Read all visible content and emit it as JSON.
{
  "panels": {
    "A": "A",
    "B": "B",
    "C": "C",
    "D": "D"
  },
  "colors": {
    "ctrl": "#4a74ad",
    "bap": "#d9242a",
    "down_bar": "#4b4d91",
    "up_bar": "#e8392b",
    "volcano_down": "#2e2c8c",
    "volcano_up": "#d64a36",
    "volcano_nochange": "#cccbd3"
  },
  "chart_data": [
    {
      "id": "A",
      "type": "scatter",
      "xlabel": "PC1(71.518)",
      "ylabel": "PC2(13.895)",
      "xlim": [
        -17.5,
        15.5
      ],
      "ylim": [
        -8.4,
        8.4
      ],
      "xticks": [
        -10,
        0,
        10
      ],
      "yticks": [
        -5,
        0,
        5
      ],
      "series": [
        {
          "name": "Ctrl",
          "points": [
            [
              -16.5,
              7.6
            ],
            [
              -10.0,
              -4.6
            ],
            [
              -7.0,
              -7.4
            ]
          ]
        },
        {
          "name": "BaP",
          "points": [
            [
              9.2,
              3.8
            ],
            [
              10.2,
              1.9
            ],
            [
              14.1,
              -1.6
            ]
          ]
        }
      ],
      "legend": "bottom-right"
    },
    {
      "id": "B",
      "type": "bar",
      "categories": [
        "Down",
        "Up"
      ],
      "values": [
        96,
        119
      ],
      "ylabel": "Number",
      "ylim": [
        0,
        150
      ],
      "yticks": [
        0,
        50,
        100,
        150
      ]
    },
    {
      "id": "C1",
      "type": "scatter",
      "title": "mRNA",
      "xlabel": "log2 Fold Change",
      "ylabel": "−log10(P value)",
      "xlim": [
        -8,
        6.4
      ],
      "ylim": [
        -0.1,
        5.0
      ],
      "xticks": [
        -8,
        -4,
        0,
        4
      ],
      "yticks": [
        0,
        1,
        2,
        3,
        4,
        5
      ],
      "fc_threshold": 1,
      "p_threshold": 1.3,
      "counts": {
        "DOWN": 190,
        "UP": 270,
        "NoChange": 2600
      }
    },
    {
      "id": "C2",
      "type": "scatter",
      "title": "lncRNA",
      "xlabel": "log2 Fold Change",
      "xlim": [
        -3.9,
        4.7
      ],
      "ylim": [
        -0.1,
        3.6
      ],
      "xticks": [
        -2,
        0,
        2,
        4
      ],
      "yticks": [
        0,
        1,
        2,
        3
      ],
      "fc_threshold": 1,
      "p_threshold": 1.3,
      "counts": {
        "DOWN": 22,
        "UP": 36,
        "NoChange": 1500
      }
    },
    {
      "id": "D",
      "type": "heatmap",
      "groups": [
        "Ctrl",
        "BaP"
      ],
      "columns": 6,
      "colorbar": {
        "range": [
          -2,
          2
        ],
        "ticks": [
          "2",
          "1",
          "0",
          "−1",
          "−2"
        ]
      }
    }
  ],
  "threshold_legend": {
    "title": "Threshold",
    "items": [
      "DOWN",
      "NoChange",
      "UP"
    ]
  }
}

——

Copy the lines above that hold the word "ylabel".

◆ **Response area**
      "ylabel": "PC2(13.895)",
      "ylabel": "Number",
      "ylabel": "−log10(P value)",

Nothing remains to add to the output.